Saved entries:
════════════════════

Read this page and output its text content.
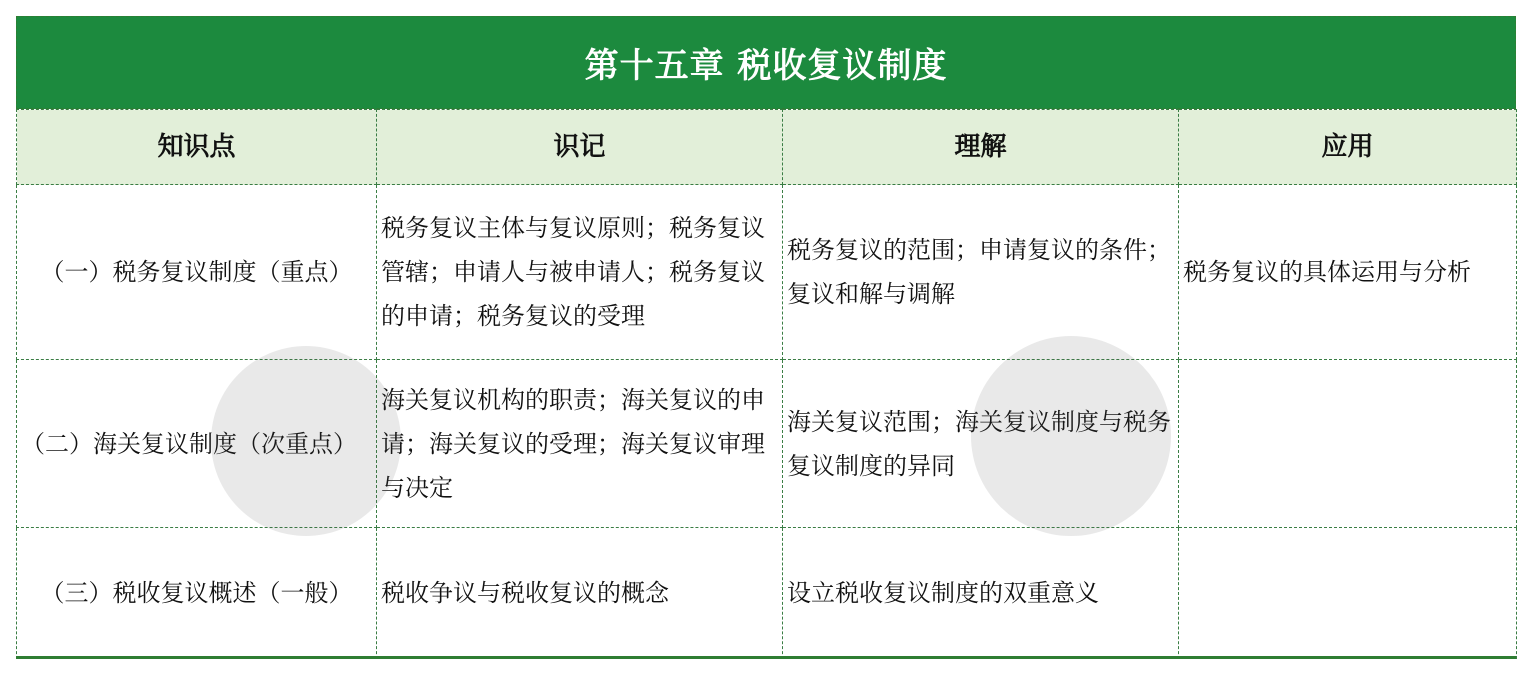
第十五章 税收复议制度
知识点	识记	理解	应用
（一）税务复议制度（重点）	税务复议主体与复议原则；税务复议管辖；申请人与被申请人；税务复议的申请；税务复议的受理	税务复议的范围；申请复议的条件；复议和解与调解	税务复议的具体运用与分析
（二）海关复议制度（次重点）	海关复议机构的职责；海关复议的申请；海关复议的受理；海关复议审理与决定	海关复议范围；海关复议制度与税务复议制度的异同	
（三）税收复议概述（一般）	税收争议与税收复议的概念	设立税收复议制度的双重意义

════════════════════

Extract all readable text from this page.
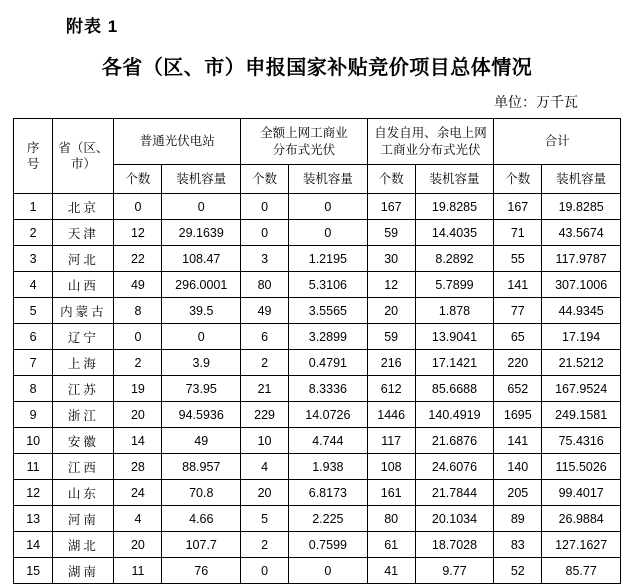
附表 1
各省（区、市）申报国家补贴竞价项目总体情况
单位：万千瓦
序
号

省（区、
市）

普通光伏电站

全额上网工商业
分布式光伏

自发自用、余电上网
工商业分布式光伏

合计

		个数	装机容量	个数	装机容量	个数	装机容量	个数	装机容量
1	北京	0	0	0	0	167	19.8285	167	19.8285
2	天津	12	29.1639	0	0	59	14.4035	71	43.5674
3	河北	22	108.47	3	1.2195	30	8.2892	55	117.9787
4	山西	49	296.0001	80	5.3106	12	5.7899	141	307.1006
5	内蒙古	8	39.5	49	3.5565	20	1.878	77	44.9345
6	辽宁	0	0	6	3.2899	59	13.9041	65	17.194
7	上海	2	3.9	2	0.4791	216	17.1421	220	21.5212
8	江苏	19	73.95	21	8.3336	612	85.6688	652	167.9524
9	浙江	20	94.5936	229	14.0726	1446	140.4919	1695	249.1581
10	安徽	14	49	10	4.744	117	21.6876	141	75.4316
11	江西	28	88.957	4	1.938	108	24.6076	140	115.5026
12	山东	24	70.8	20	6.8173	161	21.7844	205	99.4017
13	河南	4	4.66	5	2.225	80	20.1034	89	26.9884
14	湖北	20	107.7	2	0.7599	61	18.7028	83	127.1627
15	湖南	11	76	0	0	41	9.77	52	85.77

════════════════════

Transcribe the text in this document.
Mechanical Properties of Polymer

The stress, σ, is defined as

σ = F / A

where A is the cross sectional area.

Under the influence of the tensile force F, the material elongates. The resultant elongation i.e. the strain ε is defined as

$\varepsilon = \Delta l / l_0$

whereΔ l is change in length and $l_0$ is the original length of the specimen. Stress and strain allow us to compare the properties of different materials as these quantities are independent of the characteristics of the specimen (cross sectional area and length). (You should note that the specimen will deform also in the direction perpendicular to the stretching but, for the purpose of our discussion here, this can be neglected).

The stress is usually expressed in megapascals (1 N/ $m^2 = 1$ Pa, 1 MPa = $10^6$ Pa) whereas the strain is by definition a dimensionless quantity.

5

════════════════════

EXERCISE: Go through the listing above and list every line that has the word "this".

FINISHED TASK:
Read this page and output its text content.
Extract all readable text from this page.
Transcribe the text in this document.
whereΔ l is change in length and $l_0$ is the original length of the specimen. Stress and strain allow us to compare the properties of different materials as these quantities are independent of the characteristics of the specimen (cross sectional area and length). (You should note that the specimen will deform also in the direction perpendicular to the stretching but, for the purpose of our discussion here, this can be neglected).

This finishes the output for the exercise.